● **ITEMS**

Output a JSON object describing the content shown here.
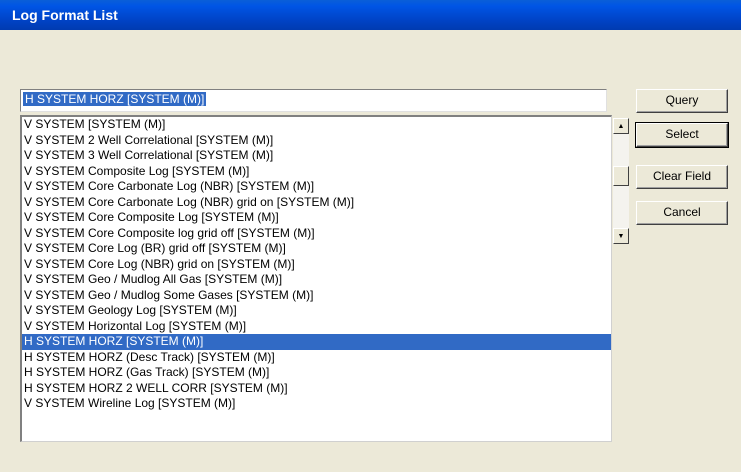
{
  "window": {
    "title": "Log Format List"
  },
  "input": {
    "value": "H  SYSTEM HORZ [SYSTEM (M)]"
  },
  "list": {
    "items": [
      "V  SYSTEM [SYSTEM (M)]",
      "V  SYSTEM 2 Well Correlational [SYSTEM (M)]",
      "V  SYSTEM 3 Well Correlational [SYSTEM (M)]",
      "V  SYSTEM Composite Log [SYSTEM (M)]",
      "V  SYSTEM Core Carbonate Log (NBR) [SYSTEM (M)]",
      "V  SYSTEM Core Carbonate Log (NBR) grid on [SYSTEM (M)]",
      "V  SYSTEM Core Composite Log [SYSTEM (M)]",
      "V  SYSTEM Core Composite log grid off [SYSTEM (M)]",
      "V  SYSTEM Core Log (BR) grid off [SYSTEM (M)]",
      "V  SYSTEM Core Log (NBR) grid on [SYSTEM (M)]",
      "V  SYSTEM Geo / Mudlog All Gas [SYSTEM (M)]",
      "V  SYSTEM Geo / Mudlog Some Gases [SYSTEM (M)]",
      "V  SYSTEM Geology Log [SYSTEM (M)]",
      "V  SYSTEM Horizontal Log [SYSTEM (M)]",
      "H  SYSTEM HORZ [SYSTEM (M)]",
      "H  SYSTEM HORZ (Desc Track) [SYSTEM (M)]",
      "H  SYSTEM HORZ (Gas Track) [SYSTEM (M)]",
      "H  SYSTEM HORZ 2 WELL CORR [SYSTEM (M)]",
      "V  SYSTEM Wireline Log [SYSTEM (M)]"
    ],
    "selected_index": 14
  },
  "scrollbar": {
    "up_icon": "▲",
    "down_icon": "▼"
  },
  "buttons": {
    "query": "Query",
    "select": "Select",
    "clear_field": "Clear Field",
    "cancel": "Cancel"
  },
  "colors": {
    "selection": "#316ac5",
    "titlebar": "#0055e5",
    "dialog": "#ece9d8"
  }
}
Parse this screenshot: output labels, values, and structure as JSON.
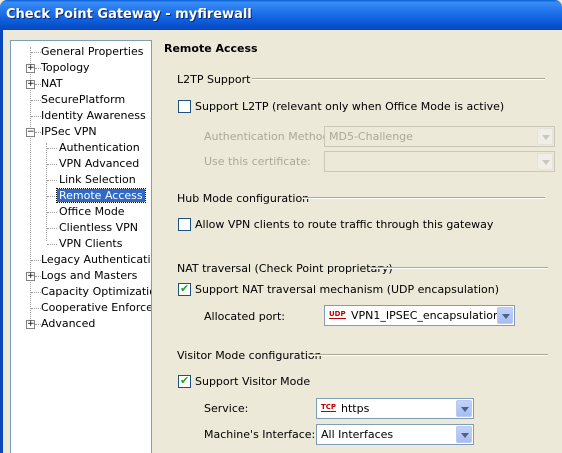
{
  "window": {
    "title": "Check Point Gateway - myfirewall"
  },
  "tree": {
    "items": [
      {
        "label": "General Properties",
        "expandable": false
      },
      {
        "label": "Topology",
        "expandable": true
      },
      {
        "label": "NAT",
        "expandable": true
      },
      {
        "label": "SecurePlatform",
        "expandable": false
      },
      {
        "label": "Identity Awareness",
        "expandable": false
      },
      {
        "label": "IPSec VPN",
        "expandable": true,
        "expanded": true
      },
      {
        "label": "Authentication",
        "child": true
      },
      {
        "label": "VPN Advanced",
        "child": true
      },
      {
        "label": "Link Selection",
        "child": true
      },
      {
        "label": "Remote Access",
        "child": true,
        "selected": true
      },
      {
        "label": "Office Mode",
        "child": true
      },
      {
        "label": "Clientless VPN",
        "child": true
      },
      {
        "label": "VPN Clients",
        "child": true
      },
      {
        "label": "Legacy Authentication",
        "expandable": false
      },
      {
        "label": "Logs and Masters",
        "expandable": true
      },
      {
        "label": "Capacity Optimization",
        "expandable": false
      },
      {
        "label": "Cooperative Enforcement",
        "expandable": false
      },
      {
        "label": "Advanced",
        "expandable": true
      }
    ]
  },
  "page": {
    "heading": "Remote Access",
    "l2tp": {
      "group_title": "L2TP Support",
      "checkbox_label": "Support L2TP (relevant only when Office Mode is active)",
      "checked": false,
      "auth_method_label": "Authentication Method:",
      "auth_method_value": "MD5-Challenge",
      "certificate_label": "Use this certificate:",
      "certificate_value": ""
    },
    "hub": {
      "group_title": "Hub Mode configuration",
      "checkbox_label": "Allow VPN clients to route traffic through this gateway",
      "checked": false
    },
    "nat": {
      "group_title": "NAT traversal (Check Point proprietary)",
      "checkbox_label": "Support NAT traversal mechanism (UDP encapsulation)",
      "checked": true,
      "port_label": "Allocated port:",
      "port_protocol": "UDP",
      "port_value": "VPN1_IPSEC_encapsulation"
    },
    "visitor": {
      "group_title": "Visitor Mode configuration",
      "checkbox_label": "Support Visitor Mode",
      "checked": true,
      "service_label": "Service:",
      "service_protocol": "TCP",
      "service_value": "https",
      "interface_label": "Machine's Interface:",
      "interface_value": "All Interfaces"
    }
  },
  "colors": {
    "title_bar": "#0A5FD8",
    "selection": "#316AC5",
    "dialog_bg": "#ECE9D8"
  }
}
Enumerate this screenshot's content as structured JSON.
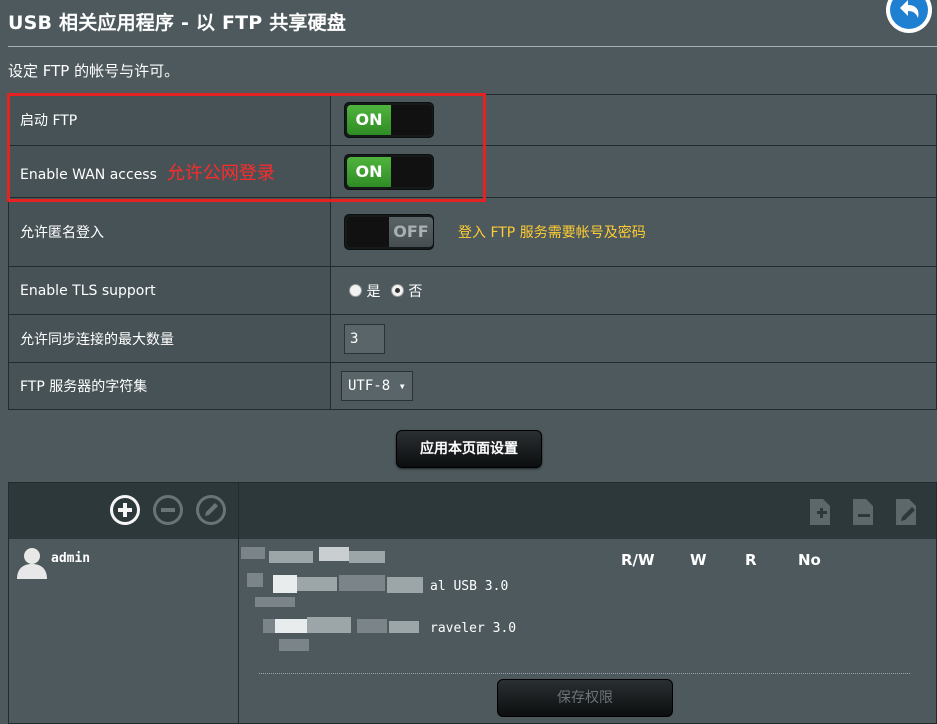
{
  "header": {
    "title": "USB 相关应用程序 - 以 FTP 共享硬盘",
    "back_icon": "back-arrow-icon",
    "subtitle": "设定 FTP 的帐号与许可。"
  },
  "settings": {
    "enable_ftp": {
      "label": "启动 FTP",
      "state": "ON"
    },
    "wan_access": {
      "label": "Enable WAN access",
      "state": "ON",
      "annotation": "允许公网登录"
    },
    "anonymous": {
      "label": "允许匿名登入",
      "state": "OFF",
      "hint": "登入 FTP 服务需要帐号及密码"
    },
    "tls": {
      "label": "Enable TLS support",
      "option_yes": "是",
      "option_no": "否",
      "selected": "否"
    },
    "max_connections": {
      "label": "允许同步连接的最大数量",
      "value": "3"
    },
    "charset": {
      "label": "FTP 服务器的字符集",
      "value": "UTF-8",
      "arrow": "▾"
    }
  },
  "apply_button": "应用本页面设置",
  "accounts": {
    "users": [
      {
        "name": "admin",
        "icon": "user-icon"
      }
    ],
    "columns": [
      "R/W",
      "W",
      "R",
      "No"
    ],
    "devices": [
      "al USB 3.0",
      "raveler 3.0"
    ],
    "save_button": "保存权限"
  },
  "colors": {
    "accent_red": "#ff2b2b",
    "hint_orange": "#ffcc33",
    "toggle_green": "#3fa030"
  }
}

● **TASK OBJECTIVE**
From the listing above, copy every line that holds the string "this".

● **FINAL RESULT**
Parse this screenshot: output labels, values, and structure as JSON.
      "certificate_label": "Use this certificate:",
      "checkbox_label": "Allow VPN clients to route traffic through this gateway",
Enumerate this screenshot's content as structured JSON.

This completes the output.